THE REQUEST |
Pick out the lines below that include the string "azonos".

Data entries
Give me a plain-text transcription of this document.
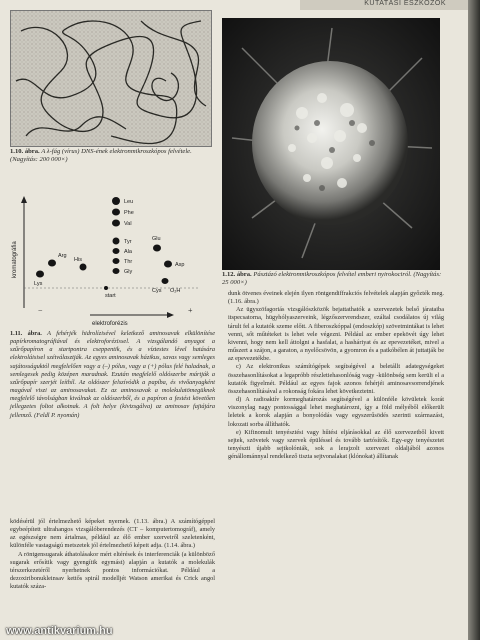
KUTATÁSI ESZKÖZÖK
1.10. ábra. A λ-fág (vírus) DNS-ének elektronmikroszkópos felvétele. (Nagyítás: 200 000×)
1.12. ábra. Pásztázó elektronmikroszkópos felvétel emberi nyirokociról. (Nagyítás: 25 000×)
kromatográfia
elektroforézis
start
−	+
Leu
Phe
Val
Tyr
Ala
Thr
Gly
Glu
Asp
Arg
Lys
His
Cys O₂H

1.11. ábra. A fehérjék hidrolízisével keletkező aminosavak elkülönítése papírkromatográfiával és elektroforézissel. A vizsgálandó anyagot a szűrőpapíron a startpontra cseppentik, és a víztestes lével hatására elektroláisisel szétválasztják. Az egyes aminosavak házikus, savas vagy semleges sajátosságuktól megfelelően vagy a (–) pólus, vagy a (+) pólus felé haladnak, a semlegesek pedig középen maradnak. Ezután megfelelő oldószerbe mártják a szűrőpapír szerjét leíthíl. Az oldószer felszívódik a papíba, és vivőanyagként magával viszi az aminosavakat. Ez az aminosavak a molekulatömegüknek megfelelő távolságban kiválnak az oldószerből, és a papíron a festést követően jellegzetes foltot alkotnak. A folt helye (kivizsgálva) az aminosav fajtájára jellemző. (Feldl P. nyomán)

ködésérül jól értelmezhető képeket nyernek. (1.13. ábra.) A számítógéppel egybeépített ultrahangos vizsgálóberendezés (CT – komputertomográf), amely az egészségre nem ártalmas, például az élő ember szerveiről szeletenként, különféle vastagságú metszetek jól értelmezhető képeit adja. (1.14. ábra.)

A röntgensugarak áthatolásakor mért eltérések és interferenciák (a különböző sugarak erősítik vagy gyengítik egymást) alapján a kutatók a molekulák térszerkezetéről nyerhetnek pontos információkat. Például a dezoxiribonukleinsav kettős spirál modelljét Watson amerikai és Crick angol kutatók száza-

dunk ötvenes éveinek elején ilyen röntgendiffrakciós felvételek alapján győzték meg. (1.16. ábra.)

Az ügyszöfagoriás vizsgálószközök bejattathatók a szervezetek belső járataiba itspecsatorna, hügyhólyaszerveink, légzőszervrendszer, ezáltal csodálatos új világ tárult fel a kutatók szeme előtt. A fiberoszkóppal (endoszkóp) szövetmintákat is lehet venni, sőt műtéteket is lehet vele végezni. Például az ember epekövét úgy lehet kivenni, hogy nem kell áttolgni a hasfalat, a hasháriyat és az epevezetéket, mivel a műszert a szájon, a garaton, a nyelőcsövön, a gyomron és a patkóbélen át juttatják be az epevezetékbe.

c) Az elektronikus számítógépek segítségével a beletállt adategységeket összehasonlításokat a legapróbb részletiehasonlóság vagy -különbség sem kerüli el a kutatók figyelmét. Például az egyes fajok azonos fehérjéi aminosavsorrendjének összehasonlításával a rokonság fokára lehet következtetni.

d) A radioaktív kormeghatározás segítségével a különféle kövületek korát viszonylag nagy pontossággal lehet meghatározni, így a föld mélyéből előkerült leletek a korok alapján a bonyolódás vagy egyszerűsödés szerinti származást, lokozati sorba állíthatók.

e) Kifinomult tenyésztési vagy hűtési eljárásokkal az élő szervezetből kivett sejtek, szövetek vagy szervek épüléssel és tovább tartósítók. Egy-egy tenyészetet tenyészti újabb sejtkolóniák, sok a lerajzolt szervezet oldaljából azonos génállománnyal rendelkező tiszta sejtvonalakat (klónokat) állítanak

www.antikvarium.hu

REPLY TO THE TASK |
c) Az elektronikus számítógépek segítségével a beletállt adategységeket összehasonlításokat a legapróbb részletiehasonlóság vagy -különbség sem kerüli el a kutatók figyelmét. Például az egyes fajok azonos fehérjéi aminosavsorrendjének összehasonlításával a rokonság fokára lehet következtetni.
e) Kifinomult tenyésztési vagy hűtési eljárásokkal az élő szervezetből kivett sejtek, szövetek vagy szervek épüléssel és tovább tartósítók. Egy-egy tenyészetet tenyészti újabb sejtkolóniák, sok a lerajzolt szervezet oldaljából azonos génállománnyal rendelkező tiszta sejtvonalakat (klónokat) állítanak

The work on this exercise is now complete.